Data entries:
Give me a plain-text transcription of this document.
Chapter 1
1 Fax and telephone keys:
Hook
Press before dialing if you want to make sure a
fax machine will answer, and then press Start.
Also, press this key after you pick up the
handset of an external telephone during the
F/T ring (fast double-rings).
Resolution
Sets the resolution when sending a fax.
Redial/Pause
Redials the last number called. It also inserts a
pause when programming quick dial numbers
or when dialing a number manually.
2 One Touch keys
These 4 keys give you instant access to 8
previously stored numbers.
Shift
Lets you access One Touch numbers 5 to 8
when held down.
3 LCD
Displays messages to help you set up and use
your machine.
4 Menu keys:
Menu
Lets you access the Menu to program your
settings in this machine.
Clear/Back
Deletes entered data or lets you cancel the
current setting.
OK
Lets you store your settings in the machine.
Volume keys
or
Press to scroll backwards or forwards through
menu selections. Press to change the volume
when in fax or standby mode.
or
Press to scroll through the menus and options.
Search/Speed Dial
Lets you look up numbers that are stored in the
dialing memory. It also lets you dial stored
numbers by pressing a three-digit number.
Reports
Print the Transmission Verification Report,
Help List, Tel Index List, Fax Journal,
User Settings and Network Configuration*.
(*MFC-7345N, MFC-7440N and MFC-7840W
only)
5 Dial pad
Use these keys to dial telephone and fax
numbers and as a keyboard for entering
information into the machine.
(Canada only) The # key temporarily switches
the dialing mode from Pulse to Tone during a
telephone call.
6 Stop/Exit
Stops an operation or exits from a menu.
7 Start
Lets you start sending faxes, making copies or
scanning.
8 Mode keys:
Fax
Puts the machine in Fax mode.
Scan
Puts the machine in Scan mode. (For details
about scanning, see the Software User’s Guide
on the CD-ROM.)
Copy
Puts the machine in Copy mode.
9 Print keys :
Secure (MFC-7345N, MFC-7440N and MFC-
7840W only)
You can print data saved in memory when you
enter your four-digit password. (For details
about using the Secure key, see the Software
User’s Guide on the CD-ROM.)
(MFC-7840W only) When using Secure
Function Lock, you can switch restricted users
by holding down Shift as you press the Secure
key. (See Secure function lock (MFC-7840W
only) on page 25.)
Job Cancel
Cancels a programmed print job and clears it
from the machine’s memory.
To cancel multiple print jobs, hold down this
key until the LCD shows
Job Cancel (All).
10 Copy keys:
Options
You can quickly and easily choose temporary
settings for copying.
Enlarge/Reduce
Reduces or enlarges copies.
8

- **Work to complete**: Write the complete data out, exactly as above.

- **Exercise response**:
Give me a plain-text transcription of this document.
Chapter 1
1 Fax and telephone keys:
Hook
Press before dialing if you want to make sure a
fax machine will answer, and then press Start.
Also, press this key after you pick up the
handset of an external telephone during the
F/T ring (fast double-rings).
Resolution
Sets the resolution when sending a fax.
Redial/Pause
Redials the last number called. It also inserts a
pause when programming quick dial numbers
or when dialing a number manually.
2 One Touch keys
These 4 keys give you instant access to 8
previously stored numbers.
Shift
Lets you access One Touch numbers 5 to 8
when held down.
3 LCD
Displays messages to help you set up and use
your machine.
4 Menu keys:
Menu
Lets you access the Menu to program your
settings in this machine.
Clear/Back
Deletes entered data or lets you cancel the
current setting.
OK
Lets you store your settings in the machine.
Volume keys
or
Press to scroll backwards or forwards through
menu selections. Press to change the volume
when in fax or standby mode.
or
Press to scroll through the menus and options.
Search/Speed Dial
Lets you look up numbers that are stored in the
dialing memory. It also lets you dial stored
numbers by pressing a three-digit number.
Reports
Print the Transmission Verification Report,
Help List, Tel Index List, Fax Journal,
User Settings and Network Configuration*.
(*MFC-7345N, MFC-7440N and MFC-7840W
only)
5 Dial pad
Use these keys to dial telephone and fax
numbers and as a keyboard for entering
information into the machine.
(Canada only) The # key temporarily switches
the dialing mode from Pulse to Tone during a
telephone call.
6 Stop/Exit
Stops an operation or exits from a menu.
7 Start
Lets you start sending faxes, making copies or
scanning.
8 Mode keys:
Fax
Puts the machine in Fax mode.
Scan
Puts the machine in Scan mode. (For details
about scanning, see the Software User’s Guide
on the CD-ROM.)
Copy
Puts the machine in Copy mode.
9 Print keys :
Secure (MFC-7345N, MFC-7440N and MFC-
7840W only)
You can print data saved in memory when you
enter your four-digit password. (For details
about using the Secure key, see the Software
User’s Guide on the CD-ROM.)
(MFC-7840W only) When using Secure
Function Lock, you can switch restricted users
by holding down Shift as you press the Secure
key. (See Secure function lock (MFC-7840W
only) on page 25.)
Job Cancel
Cancels a programmed print job and clears it
from the machine’s memory.
To cancel multiple print jobs, hold down this
key until the LCD shows
Job Cancel (All).
10 Copy keys:
Options
You can quickly and easily choose temporary
settings for copying.
Enlarge/Reduce
Reduces or enlarges copies.
8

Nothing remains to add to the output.